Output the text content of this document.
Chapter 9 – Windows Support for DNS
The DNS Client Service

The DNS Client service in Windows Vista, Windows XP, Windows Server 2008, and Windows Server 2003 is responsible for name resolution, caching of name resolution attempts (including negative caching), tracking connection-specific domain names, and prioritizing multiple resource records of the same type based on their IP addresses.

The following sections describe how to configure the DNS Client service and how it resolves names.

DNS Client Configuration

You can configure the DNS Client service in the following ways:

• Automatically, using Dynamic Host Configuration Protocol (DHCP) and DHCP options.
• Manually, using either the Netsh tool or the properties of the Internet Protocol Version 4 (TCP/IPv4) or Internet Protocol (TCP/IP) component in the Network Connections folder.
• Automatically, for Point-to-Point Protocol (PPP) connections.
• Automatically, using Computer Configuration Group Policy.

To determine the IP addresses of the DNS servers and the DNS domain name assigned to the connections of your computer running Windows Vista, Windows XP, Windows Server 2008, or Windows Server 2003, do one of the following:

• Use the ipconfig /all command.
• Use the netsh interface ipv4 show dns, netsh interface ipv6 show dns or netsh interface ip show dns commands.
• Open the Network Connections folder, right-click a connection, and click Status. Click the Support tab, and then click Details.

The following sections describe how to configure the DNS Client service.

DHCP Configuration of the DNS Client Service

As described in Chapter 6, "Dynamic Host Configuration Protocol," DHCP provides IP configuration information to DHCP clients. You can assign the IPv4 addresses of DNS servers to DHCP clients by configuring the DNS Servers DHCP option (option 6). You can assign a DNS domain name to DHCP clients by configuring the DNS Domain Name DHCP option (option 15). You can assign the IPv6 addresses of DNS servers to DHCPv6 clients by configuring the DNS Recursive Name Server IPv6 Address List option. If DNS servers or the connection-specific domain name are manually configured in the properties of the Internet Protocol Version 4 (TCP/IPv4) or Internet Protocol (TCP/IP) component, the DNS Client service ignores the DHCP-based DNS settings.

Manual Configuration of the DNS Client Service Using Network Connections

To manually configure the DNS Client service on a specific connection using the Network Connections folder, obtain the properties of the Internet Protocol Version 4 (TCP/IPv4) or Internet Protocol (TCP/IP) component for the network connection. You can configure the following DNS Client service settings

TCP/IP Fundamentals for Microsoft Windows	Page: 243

━━━━

__What to do__: Which lines contain the word "Automatically"? Copy each one.

__Problem solution__:
• Automatically, using Dynamic Host Configuration Protocol (DHCP) and DHCP options.
• Automatically, for Point-to-Point Protocol (PPP) connections.
• Automatically, using Computer Configuration Group Policy.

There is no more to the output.